__WORK TO DO__
**A.** In the worked physics solution, what is the slope of a straight-line segment on a position-versus-time graph equal to?
**B.** List each segment that the worked physics solution analyzes, along with the speed it finds for that segment.

Answer
(a) B
(b) $speed=1~m/s$
(c) $speed=2~m/s$
(d) $speed=0.5~m/s$
Work Step by Step
(a) The slope of a straight-line segment on a position-versus-time graph is equal to the velocity of the object. If the segment points up, the velocity is positive. If the segment points down, the velocity is negative. The speed is the magnitude of the velocity. So, it does not matter if the segment points up or down. We just need to observe the absolute value of the slope of the straight-line segment.
In this case, the player has the greatest speed on B.
(b) The segment A starts with $x_{0}=3~m,~t_{0}=0$ and finishes with $x_{1}=1~m,~t_{1}=2~s$.
$v_{av}=\frac{x_{1}-x_{0}}{t_{1}-t_{0}}=\frac{1~m-3~m}{2~s-0}=-1m/s$
$speed=|-1~m/s|=1~m/s$
(c) The segment B starts with $x_{1}=1~m,~t_{1}=2~s$ and finishes with $x_{2}=3~m,~t_{2}=3~s$.
$v_{av}=\frac{x_{1}-x_{0}}{t_{1}-t_{0}}=\frac{3~m-1~m}{3~s-2~s}=2m/s$
$speed=|2~m/s|=2~m/s$
(d) The segment C starts with $x_{2}=3~m,~t_{2}=3~s$ and finishes with $x_{3}=2~m,~t_{3}=5~s$.
$v_{av}=\frac{x_{3}-x_{2}}{t_{3}-t_{2}}=\frac{2~m-3~m}{5~s-3~s}=-0.5m/s$
$speed=|-0.5~m/s|=0.5~m/s$

__EXCERPTED DATA__
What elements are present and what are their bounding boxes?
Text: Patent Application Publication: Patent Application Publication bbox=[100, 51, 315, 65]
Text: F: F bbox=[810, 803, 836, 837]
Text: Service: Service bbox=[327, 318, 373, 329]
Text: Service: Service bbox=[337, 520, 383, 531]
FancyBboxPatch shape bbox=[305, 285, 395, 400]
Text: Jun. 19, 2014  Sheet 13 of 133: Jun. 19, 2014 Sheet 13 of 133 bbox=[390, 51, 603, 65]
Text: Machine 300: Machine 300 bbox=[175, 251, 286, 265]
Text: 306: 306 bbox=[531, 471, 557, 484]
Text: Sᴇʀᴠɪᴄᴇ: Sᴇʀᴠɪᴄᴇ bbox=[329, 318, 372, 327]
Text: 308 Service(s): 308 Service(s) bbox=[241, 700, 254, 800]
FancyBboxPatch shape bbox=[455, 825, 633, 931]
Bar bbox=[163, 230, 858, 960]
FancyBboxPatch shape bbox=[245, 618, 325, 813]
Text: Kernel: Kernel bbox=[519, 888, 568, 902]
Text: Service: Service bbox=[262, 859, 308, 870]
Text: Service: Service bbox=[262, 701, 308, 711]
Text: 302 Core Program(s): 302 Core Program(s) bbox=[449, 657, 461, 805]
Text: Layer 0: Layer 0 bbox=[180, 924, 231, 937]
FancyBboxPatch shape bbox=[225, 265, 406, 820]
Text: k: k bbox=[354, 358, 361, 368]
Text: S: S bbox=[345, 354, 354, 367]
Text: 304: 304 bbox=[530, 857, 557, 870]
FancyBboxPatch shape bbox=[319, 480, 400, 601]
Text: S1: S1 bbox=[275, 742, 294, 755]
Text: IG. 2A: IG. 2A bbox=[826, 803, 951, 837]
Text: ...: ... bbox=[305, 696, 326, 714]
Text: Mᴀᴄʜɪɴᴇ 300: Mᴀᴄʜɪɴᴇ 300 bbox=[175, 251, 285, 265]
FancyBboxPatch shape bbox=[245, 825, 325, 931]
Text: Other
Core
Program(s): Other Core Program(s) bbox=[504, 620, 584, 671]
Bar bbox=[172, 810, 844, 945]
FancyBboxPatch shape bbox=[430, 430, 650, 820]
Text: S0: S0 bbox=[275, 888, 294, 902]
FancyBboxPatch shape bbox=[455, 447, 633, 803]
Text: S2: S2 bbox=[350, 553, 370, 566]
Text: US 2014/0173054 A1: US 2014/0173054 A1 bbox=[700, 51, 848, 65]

__OUTPUTS FOR THE TASKS__
**A.** The velocity of the object.

**B.**
- A: 1 m/s
- B: 2 m/s
- C: 0.5 m/s